(begin)
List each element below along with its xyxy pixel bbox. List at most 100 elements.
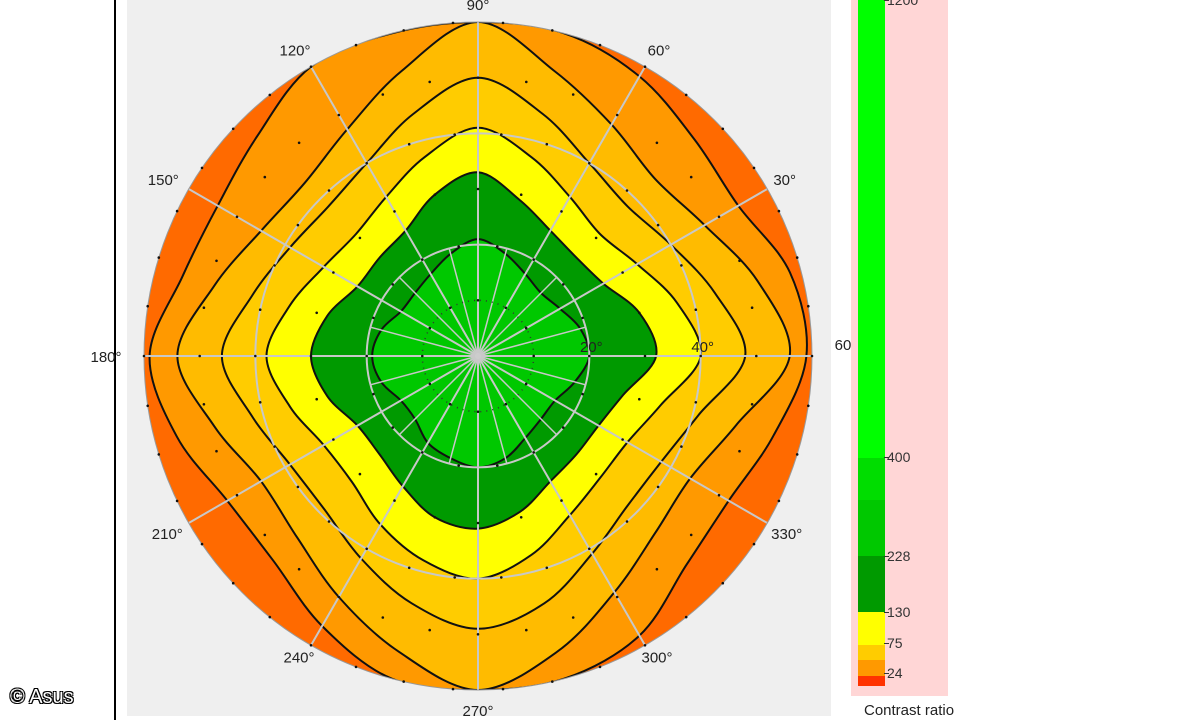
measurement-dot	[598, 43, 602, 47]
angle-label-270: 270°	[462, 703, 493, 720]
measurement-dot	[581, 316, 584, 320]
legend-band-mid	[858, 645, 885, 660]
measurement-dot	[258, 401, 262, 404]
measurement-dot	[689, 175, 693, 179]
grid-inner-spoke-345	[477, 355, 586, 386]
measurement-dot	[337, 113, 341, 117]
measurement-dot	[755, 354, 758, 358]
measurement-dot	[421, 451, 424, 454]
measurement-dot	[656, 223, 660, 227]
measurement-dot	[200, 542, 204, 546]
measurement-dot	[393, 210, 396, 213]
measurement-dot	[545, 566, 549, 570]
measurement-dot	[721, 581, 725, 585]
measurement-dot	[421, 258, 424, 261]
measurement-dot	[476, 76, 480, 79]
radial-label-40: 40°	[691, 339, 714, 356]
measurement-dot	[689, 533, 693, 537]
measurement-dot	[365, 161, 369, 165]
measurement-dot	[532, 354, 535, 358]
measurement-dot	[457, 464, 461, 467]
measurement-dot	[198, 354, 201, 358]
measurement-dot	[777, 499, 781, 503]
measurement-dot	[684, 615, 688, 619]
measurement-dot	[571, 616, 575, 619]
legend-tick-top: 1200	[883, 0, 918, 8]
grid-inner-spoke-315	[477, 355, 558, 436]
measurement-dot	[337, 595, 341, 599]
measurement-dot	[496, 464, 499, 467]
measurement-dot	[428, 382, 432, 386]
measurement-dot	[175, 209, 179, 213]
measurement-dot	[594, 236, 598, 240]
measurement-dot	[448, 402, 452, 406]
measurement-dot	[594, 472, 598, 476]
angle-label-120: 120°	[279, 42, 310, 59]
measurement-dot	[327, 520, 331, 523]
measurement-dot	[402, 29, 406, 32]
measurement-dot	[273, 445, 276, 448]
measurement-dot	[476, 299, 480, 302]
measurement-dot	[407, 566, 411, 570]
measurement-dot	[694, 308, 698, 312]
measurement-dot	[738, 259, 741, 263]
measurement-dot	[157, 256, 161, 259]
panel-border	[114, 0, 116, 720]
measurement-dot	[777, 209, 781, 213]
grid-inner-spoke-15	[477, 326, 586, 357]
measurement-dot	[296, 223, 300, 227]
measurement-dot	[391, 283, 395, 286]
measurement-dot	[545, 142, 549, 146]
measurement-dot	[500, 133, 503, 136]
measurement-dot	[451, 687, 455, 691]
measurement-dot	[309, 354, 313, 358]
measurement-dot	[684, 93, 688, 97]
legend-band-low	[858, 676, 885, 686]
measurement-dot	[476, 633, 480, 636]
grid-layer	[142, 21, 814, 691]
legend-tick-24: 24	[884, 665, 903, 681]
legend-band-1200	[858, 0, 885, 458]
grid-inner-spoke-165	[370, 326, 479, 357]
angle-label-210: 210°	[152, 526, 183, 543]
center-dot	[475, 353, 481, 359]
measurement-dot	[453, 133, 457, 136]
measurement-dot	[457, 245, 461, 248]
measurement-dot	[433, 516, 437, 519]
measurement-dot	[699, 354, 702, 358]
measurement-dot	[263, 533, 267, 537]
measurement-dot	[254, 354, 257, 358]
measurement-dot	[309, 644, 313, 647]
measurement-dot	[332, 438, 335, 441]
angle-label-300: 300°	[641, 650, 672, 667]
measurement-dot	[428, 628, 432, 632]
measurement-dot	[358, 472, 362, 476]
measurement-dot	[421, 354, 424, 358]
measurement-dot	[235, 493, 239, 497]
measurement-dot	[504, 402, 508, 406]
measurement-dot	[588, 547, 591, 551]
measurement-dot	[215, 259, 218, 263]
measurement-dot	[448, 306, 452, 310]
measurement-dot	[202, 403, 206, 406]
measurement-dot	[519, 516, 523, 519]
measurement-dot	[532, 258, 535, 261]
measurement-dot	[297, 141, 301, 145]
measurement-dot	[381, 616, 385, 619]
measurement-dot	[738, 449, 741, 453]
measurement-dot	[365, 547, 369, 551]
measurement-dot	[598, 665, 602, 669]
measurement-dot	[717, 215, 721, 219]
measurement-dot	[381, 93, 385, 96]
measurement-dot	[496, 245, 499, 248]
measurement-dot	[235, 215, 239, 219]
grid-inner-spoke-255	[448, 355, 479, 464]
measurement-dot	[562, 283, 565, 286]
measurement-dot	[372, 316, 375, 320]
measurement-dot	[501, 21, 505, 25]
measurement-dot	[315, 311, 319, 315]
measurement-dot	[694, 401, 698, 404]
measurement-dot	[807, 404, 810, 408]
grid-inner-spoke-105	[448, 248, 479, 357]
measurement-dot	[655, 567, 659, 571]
(end)
(begin)
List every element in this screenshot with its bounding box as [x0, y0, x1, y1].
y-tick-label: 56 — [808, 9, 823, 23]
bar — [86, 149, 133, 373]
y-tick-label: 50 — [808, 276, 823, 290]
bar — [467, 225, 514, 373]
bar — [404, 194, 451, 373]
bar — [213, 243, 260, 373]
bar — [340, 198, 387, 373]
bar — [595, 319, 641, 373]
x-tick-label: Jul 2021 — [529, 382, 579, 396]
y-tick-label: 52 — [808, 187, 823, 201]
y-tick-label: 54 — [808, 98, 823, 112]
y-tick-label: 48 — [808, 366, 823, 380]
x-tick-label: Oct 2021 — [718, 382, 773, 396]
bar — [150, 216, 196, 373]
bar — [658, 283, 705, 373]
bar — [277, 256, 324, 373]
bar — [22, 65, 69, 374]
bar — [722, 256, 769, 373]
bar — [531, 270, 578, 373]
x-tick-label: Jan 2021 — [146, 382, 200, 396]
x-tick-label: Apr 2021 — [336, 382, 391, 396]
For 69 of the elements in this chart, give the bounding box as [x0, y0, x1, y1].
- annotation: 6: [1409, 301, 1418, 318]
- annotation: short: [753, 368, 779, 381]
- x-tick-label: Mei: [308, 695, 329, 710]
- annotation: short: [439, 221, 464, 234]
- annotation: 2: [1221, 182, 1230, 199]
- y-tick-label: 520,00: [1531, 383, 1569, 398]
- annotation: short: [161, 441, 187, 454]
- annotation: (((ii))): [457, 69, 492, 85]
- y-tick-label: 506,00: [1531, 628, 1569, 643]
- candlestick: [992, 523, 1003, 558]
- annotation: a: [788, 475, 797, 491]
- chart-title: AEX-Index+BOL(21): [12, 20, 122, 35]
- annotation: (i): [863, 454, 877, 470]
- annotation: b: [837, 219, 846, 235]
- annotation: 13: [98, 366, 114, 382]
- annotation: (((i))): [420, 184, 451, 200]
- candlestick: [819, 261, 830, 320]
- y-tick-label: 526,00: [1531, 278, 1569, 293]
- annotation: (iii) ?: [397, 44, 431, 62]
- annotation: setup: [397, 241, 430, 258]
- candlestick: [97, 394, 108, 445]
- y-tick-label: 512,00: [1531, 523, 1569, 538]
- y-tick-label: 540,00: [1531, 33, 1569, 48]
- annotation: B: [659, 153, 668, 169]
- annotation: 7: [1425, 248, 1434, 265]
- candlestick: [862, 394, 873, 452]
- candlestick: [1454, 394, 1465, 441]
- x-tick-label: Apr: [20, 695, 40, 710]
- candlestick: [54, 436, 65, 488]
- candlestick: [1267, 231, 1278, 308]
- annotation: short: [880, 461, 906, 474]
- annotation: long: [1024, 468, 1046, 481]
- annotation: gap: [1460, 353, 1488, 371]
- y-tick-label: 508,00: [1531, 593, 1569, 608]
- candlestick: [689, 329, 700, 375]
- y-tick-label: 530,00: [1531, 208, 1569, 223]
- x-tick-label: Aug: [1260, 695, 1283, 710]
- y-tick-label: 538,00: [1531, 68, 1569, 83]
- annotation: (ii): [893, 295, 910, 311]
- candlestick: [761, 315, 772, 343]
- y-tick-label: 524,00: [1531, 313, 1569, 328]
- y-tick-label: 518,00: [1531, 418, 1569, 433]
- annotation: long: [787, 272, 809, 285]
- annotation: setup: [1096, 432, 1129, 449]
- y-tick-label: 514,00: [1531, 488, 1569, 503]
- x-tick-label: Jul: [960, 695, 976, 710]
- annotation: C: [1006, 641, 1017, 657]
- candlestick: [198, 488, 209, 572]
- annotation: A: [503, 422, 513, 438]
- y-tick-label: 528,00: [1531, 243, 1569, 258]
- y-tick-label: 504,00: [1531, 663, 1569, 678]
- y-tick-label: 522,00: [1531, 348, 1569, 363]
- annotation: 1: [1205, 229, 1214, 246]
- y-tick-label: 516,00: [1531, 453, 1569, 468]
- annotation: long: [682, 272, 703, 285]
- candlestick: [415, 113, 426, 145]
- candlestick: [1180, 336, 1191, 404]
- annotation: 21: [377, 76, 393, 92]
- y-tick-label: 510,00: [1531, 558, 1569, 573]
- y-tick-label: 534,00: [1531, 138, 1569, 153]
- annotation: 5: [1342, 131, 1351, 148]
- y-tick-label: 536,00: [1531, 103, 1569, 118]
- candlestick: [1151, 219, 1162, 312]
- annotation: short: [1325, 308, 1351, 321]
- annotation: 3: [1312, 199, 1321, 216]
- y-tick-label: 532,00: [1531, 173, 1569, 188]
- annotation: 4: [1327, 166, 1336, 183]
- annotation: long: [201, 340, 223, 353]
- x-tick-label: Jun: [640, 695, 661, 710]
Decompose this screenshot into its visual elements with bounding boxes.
(end)
(begin)
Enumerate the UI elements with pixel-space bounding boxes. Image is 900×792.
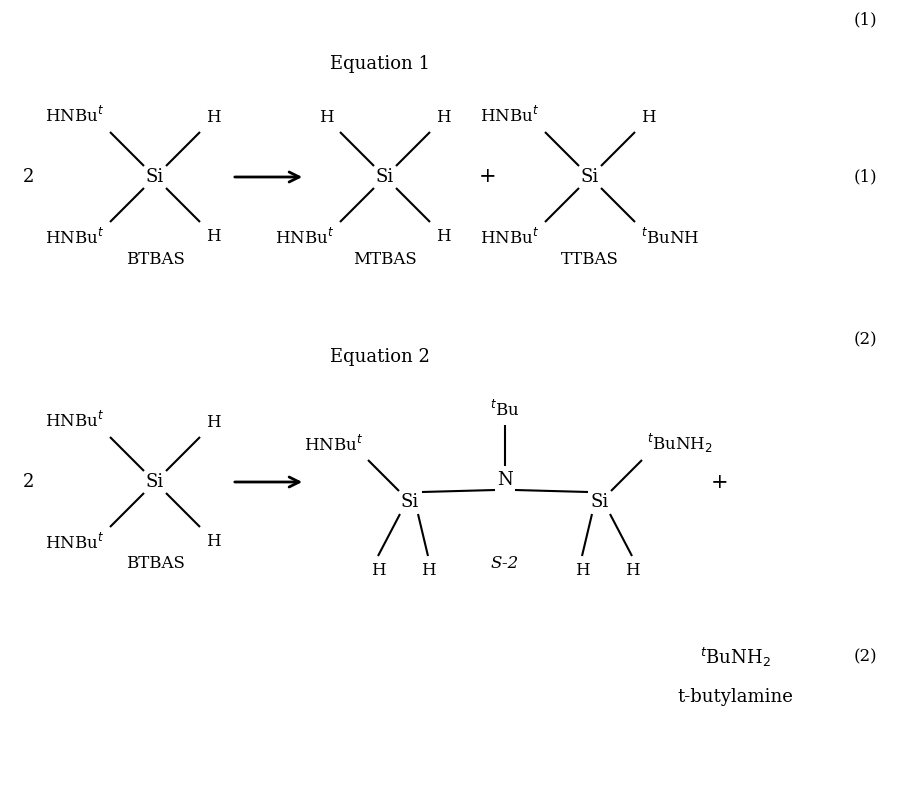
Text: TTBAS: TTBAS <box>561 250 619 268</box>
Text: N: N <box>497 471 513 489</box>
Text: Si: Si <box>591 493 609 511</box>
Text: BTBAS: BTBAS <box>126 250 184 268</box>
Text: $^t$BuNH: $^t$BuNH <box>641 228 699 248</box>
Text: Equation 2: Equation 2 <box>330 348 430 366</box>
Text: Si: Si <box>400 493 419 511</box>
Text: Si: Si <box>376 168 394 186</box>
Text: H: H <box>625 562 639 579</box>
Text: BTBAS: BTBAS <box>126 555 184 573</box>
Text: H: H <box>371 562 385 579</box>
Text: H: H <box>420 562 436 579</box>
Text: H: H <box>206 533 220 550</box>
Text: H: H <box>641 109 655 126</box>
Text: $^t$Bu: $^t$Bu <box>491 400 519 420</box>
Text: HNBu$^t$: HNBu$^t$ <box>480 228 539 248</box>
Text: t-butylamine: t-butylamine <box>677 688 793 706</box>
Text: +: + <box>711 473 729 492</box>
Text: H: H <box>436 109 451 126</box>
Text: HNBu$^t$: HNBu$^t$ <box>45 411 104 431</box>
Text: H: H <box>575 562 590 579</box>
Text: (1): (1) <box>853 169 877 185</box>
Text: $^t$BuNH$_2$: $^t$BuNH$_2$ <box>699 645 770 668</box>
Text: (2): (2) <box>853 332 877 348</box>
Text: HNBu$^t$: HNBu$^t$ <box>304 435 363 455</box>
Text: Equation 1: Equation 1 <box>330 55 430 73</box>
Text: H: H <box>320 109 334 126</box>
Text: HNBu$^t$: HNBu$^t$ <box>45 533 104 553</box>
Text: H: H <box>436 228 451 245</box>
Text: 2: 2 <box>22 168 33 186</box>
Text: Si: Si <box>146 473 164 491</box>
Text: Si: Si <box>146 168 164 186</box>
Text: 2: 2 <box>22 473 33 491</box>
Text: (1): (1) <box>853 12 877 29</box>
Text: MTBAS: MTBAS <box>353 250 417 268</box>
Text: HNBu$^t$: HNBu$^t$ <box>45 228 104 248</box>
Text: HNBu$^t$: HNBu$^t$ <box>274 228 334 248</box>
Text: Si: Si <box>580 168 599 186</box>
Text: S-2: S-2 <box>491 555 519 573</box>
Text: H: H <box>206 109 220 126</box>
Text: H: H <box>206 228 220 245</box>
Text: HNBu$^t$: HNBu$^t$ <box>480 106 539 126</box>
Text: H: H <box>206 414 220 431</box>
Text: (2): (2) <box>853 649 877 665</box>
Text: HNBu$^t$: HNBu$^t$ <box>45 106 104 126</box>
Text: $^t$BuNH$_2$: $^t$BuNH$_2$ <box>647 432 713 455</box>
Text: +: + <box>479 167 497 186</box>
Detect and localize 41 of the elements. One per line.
(end)
SHORT PROBLEM.
Transcribe the rows in the part that opens with the line containing "Text: TTBAS: TTBAS <box>561 250 619 268</box>" and closes with the line containing "Text: S-2: S-2 <box>491 555 519 573</box>", including both of those lines.

ANSWER BELOW.
Text: TTBAS: TTBAS <box>561 250 619 268</box>
Text: N: N <box>497 471 513 489</box>
Text: Si: Si <box>591 493 609 511</box>
Text: BTBAS: BTBAS <box>126 250 184 268</box>
Text: $^t$BuNH: $^t$BuNH <box>641 228 699 248</box>
Text: Equation 2: Equation 2 <box>330 348 430 366</box>
Text: Si: Si <box>400 493 419 511</box>
Text: Si: Si <box>376 168 394 186</box>
Text: H: H <box>625 562 639 579</box>
Text: BTBAS: BTBAS <box>126 555 184 573</box>
Text: H: H <box>371 562 385 579</box>
Text: H: H <box>420 562 436 579</box>
Text: H: H <box>206 533 220 550</box>
Text: H: H <box>641 109 655 126</box>
Text: $^t$Bu: $^t$Bu <box>491 400 519 420</box>
Text: HNBu$^t$: HNBu$^t$ <box>480 228 539 248</box>
Text: t-butylamine: t-butylamine <box>677 688 793 706</box>
Text: +: + <box>711 473 729 492</box>
Text: H: H <box>436 109 451 126</box>
Text: HNBu$^t$: HNBu$^t$ <box>45 411 104 431</box>
Text: H: H <box>575 562 590 579</box>
Text: (1): (1) <box>853 169 877 185</box>
Text: $^t$BuNH$_2$: $^t$BuNH$_2$ <box>699 645 770 668</box>
Text: (2): (2) <box>853 332 877 348</box>
Text: HNBu$^t$: HNBu$^t$ <box>304 435 363 455</box>
Text: Equation 1: Equation 1 <box>330 55 430 73</box>
Text: H: H <box>320 109 334 126</box>
Text: HNBu$^t$: HNBu$^t$ <box>45 533 104 553</box>
Text: H: H <box>436 228 451 245</box>
Text: 2: 2 <box>22 168 33 186</box>
Text: Si: Si <box>146 473 164 491</box>
Text: Si: Si <box>146 168 164 186</box>
Text: 2: 2 <box>22 473 33 491</box>
Text: (1): (1) <box>853 12 877 29</box>
Text: MTBAS: MTBAS <box>353 250 417 268</box>
Text: HNBu$^t$: HNBu$^t$ <box>45 228 104 248</box>
Text: HNBu$^t$: HNBu$^t$ <box>274 228 334 248</box>
Text: Si: Si <box>580 168 599 186</box>
Text: S-2: S-2 <box>491 555 519 573</box>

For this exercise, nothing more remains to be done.